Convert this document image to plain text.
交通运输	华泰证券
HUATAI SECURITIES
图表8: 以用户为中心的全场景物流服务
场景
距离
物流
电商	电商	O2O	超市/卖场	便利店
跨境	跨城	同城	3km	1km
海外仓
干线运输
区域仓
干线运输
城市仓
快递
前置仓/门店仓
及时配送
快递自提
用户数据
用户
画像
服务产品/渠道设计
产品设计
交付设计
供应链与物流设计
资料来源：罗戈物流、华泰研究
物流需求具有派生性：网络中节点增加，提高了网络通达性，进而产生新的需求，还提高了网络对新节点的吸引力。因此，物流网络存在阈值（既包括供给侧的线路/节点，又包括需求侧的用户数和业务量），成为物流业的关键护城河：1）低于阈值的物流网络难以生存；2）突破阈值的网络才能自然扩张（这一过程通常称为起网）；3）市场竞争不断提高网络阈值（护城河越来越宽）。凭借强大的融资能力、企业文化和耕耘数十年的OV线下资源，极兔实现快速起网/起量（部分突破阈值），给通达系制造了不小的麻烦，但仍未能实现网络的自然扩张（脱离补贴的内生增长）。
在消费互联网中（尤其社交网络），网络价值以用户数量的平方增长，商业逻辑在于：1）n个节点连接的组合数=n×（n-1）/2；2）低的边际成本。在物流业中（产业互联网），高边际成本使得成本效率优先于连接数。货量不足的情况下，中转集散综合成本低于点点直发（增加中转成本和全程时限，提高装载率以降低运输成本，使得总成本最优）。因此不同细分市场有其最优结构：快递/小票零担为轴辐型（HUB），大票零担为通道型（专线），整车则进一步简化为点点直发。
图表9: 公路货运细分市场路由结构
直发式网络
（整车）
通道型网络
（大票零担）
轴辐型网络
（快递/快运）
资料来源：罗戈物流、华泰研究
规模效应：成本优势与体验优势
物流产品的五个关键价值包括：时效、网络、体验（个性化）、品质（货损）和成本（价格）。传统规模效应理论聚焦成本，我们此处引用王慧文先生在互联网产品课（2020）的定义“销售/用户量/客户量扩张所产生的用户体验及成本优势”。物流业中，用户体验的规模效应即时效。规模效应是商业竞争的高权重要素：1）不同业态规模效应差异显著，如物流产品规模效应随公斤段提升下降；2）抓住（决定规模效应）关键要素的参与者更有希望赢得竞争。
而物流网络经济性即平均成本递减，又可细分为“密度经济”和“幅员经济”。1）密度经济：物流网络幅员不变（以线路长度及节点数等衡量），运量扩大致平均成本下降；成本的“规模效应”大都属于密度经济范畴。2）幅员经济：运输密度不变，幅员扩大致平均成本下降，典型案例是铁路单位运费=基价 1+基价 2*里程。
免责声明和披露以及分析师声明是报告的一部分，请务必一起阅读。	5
________________
Your task: Copy out the whole listing, exactly as written.

Full output:
Convert this document image to plain text.
交通运输	华泰证券
HUATAI SECURITIES
图表8: 以用户为中心的全场景物流服务
场景
距离
物流
电商	电商	O2O	超市/卖场	便利店
跨境	跨城	同城	3km	1km
海外仓
干线运输
区域仓
干线运输
城市仓
快递
前置仓/门店仓
及时配送
快递自提
用户数据
用户
画像
服务产品/渠道设计
产品设计
交付设计
供应链与物流设计
资料来源：罗戈物流、华泰研究
物流需求具有派生性：网络中节点增加，提高了网络通达性，进而产生新的需求，还提高了网络对新节点的吸引力。因此，物流网络存在阈值（既包括供给侧的线路/节点，又包括需求侧的用户数和业务量），成为物流业的关键护城河：1）低于阈值的物流网络难以生存；2）突破阈值的网络才能自然扩张（这一过程通常称为起网）；3）市场竞争不断提高网络阈值（护城河越来越宽）。凭借强大的融资能力、企业文化和耕耘数十年的OV线下资源，极兔实现快速起网/起量（部分突破阈值），给通达系制造了不小的麻烦，但仍未能实现网络的自然扩张（脱离补贴的内生增长）。
在消费互联网中（尤其社交网络），网络价值以用户数量的平方增长，商业逻辑在于：1）n个节点连接的组合数=n×（n-1）/2；2）低的边际成本。在物流业中（产业互联网），高边际成本使得成本效率优先于连接数。货量不足的情况下，中转集散综合成本低于点点直发（增加中转成本和全程时限，提高装载率以降低运输成本，使得总成本最优）。因此不同细分市场有其最优结构：快递/小票零担为轴辐型（HUB），大票零担为通道型（专线），整车则进一步简化为点点直发。
图表9: 公路货运细分市场路由结构
直发式网络
（整车）
通道型网络
（大票零担）
轴辐型网络
（快递/快运）
资料来源：罗戈物流、华泰研究
规模效应：成本优势与体验优势
物流产品的五个关键价值包括：时效、网络、体验（个性化）、品质（货损）和成本（价格）。传统规模效应理论聚焦成本，我们此处引用王慧文先生在互联网产品课（2020）的定义“销售/用户量/客户量扩张所产生的用户体验及成本优势”。物流业中，用户体验的规模效应即时效。规模效应是商业竞争的高权重要素：1）不同业态规模效应差异显著，如物流产品规模效应随公斤段提升下降；2）抓住（决定规模效应）关键要素的参与者更有希望赢得竞争。
而物流网络经济性即平均成本递减，又可细分为“密度经济”和“幅员经济”。1）密度经济：物流网络幅员不变（以线路长度及节点数等衡量），运量扩大致平均成本下降；成本的“规模效应”大都属于密度经济范畴。2）幅员经济：运输密度不变，幅员扩大致平均成本下降，典型案例是铁路单位运费=基价 1+基价 2*里程。
免责声明和披露以及分析师声明是报告的一部分，请务必一起阅读。	5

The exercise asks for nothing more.